== Exercise ==
Take the material and output all of it exactly.
== Supplied records
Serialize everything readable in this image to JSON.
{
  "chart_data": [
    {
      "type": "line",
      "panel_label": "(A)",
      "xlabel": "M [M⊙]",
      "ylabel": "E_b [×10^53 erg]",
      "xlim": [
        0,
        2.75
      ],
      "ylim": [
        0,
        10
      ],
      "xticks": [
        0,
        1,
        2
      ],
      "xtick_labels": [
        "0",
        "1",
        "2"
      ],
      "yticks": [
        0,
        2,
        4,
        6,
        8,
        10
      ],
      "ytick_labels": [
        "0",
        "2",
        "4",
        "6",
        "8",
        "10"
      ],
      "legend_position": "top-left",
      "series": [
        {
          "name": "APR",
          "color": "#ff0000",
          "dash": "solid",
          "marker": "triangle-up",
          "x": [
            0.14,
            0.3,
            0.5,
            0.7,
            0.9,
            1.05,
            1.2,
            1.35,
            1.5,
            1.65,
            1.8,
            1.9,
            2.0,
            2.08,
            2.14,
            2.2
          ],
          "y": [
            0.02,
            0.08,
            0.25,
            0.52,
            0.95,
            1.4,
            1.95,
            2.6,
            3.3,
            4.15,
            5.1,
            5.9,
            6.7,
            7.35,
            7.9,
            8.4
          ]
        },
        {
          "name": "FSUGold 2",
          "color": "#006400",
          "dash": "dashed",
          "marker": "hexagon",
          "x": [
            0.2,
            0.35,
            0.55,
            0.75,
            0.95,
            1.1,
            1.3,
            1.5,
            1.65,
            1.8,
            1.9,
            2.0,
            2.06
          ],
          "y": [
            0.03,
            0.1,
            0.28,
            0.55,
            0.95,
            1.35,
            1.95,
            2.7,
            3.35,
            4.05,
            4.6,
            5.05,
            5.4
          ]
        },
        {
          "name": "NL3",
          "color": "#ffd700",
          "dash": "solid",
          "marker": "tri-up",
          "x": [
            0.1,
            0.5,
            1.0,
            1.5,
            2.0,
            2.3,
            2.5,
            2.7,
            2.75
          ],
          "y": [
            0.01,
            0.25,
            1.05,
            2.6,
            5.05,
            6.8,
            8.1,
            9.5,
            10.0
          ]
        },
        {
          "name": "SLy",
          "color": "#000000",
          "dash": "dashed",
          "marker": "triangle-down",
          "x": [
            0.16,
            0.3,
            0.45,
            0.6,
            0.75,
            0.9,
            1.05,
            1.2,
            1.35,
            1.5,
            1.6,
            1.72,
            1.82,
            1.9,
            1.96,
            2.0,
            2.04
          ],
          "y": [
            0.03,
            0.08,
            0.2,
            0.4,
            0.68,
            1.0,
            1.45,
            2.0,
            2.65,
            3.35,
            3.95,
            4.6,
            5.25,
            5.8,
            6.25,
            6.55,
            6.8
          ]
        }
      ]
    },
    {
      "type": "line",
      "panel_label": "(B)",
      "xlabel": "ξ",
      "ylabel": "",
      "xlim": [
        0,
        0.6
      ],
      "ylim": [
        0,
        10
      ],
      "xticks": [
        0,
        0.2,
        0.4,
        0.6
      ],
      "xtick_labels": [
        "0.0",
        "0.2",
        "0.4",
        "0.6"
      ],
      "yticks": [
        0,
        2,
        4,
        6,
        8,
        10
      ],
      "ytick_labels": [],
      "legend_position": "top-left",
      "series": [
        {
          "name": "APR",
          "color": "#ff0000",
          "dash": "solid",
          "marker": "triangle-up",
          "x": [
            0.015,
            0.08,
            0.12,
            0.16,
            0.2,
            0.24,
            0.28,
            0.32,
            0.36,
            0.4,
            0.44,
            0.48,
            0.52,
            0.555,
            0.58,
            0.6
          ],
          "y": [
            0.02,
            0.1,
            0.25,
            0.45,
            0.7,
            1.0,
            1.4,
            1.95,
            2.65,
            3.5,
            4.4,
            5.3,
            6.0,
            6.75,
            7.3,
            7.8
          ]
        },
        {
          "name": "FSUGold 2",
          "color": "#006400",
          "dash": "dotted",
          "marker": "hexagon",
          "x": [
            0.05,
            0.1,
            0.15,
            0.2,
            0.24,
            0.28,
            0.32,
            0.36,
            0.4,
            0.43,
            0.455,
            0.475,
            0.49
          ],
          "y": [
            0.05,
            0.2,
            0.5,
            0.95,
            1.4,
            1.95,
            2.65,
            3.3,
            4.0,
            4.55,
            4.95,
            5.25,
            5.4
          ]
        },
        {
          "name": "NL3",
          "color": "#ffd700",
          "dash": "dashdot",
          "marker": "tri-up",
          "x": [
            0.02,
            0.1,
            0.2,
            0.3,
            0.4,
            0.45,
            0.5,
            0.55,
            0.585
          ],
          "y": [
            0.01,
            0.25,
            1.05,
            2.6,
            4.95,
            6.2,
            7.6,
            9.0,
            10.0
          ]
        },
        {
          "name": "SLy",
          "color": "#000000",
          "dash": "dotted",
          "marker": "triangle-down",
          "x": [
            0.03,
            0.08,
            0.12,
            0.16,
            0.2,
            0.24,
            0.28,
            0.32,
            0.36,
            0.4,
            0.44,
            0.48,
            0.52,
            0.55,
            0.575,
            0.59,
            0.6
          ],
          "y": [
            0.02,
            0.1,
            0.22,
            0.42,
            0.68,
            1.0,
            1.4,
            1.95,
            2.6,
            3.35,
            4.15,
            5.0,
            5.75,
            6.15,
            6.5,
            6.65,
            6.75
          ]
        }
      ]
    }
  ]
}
====
== Solution to this task ==
Serialize everything readable in this image to JSON.
{
  "chart_data": [
    {
      "type": "line",
      "panel_label": "(A)",
      "xlabel": "M [M⊙]",
      "ylabel": "E_b [×10^53 erg]",
      "xlim": [
        0,
        2.75
      ],
      "ylim": [
        0,
        10
      ],
      "xticks": [
        0,
        1,
        2
      ],
      "xtick_labels": [
        "0",
        "1",
        "2"
      ],
      "yticks": [
        0,
        2,
        4,
        6,
        8,
        10
      ],
      "ytick_labels": [
        "0",
        "2",
        "4",
        "6",
        "8",
        "10"
      ],
      "legend_position": "top-left",
      "series": [
        {
          "name": "APR",
          "color": "#ff0000",
          "dash": "solid",
          "marker": "triangle-up",
          "x": [
            0.14,
            0.3,
            0.5,
            0.7,
            0.9,
            1.05,
            1.2,
            1.35,
            1.5,
            1.65,
            1.8,
            1.9,
            2.0,
            2.08,
            2.14,
            2.2
          ],
          "y": [
            0.02,
            0.08,
            0.25,
            0.52,
            0.95,
            1.4,
            1.95,
            2.6,
            3.3,
            4.15,
            5.1,
            5.9,
            6.7,
            7.35,
            7.9,
            8.4
          ]
        },
        {
          "name": "FSUGold 2",
          "color": "#006400",
          "dash": "dashed",
          "marker": "hexagon",
          "x": [
            0.2,
            0.35,
            0.55,
            0.75,
            0.95,
            1.1,
            1.3,
            1.5,
            1.65,
            1.8,
            1.9,
            2.0,
            2.06
          ],
          "y": [
            0.03,
            0.1,
            0.28,
            0.55,
            0.95,
            1.35,
            1.95,
            2.7,
            3.35,
            4.05,
            4.6,
            5.05,
            5.4
          ]
        },
        {
          "name": "NL3",
          "color": "#ffd700",
          "dash": "solid",
          "marker": "tri-up",
          "x": [
            0.1,
            0.5,
            1.0,
            1.5,
            2.0,
            2.3,
            2.5,
            2.7,
            2.75
          ],
          "y": [
            0.01,
            0.25,
            1.05,
            2.6,
            5.05,
            6.8,
            8.1,
            9.5,
            10.0
          ]
        },
        {
          "name": "SLy",
          "color": "#000000",
          "dash": "dashed",
          "marker": "triangle-down",
          "x": [
            0.16,
            0.3,
            0.45,
            0.6,
            0.75,
            0.9,
            1.05,
            1.2,
            1.35,
            1.5,
            1.6,
            1.72,
            1.82,
            1.9,
            1.96,
            2.0,
            2.04
          ],
          "y": [
            0.03,
            0.08,
            0.2,
            0.4,
            0.68,
            1.0,
            1.45,
            2.0,
            2.65,
            3.35,
            3.95,
            4.6,
            5.25,
            5.8,
            6.25,
            6.55,
            6.8
          ]
        }
      ]
    },
    {
      "type": "line",
      "panel_label": "(B)",
      "xlabel": "ξ",
      "ylabel": "",
      "xlim": [
        0,
        0.6
      ],
      "ylim": [
        0,
        10
      ],
      "xticks": [
        0,
        0.2,
        0.4,
        0.6
      ],
      "xtick_labels": [
        "0.0",
        "0.2",
        "0.4",
        "0.6"
      ],
      "yticks": [
        0,
        2,
        4,
        6,
        8,
        10
      ],
      "ytick_labels": [],
      "legend_position": "top-left",
      "series": [
        {
          "name": "APR",
          "color": "#ff0000",
          "dash": "solid",
          "marker": "triangle-up",
          "x": [
            0.015,
            0.08,
            0.12,
            0.16,
            0.2,
            0.24,
            0.28,
            0.32,
            0.36,
            0.4,
            0.44,
            0.48,
            0.52,
            0.555,
            0.58,
            0.6
          ],
          "y": [
            0.02,
            0.1,
            0.25,
            0.45,
            0.7,
            1.0,
            1.4,
            1.95,
            2.65,
            3.5,
            4.4,
            5.3,
            6.0,
            6.75,
            7.3,
            7.8
          ]
        },
        {
          "name": "FSUGold 2",
          "color": "#006400",
          "dash": "dotted",
          "marker": "hexagon",
          "x": [
            0.05,
            0.1,
            0.15,
            0.2,
            0.24,
            0.28,
            0.32,
            0.36,
            0.4,
            0.43,
            0.455,
            0.475,
            0.49
          ],
          "y": [
            0.05,
            0.2,
            0.5,
            0.95,
            1.4,
            1.95,
            2.65,
            3.3,
            4.0,
            4.55,
            4.95,
            5.25,
            5.4
          ]
        },
        {
          "name": "NL3",
          "color": "#ffd700",
          "dash": "dashdot",
          "marker": "tri-up",
          "x": [
            0.02,
            0.1,
            0.2,
            0.3,
            0.4,
            0.45,
            0.5,
            0.55,
            0.585
          ],
          "y": [
            0.01,
            0.25,
            1.05,
            2.6,
            4.95,
            6.2,
            7.6,
            9.0,
            10.0
          ]
        },
        {
          "name": "SLy",
          "color": "#000000",
          "dash": "dotted",
          "marker": "triangle-down",
          "x": [
            0.03,
            0.08,
            0.12,
            0.16,
            0.2,
            0.24,
            0.28,
            0.32,
            0.36,
            0.4,
            0.44,
            0.48,
            0.52,
            0.55,
            0.575,
            0.59,
            0.6
          ],
          "y": [
            0.02,
            0.1,
            0.22,
            0.42,
            0.68,
            1.0,
            1.4,
            1.95,
            2.6,
            3.35,
            4.15,
            5.0,
            5.75,
            6.15,
            6.5,
            6.65,
            6.75
          ]
        }
      ]
    }
  ]
}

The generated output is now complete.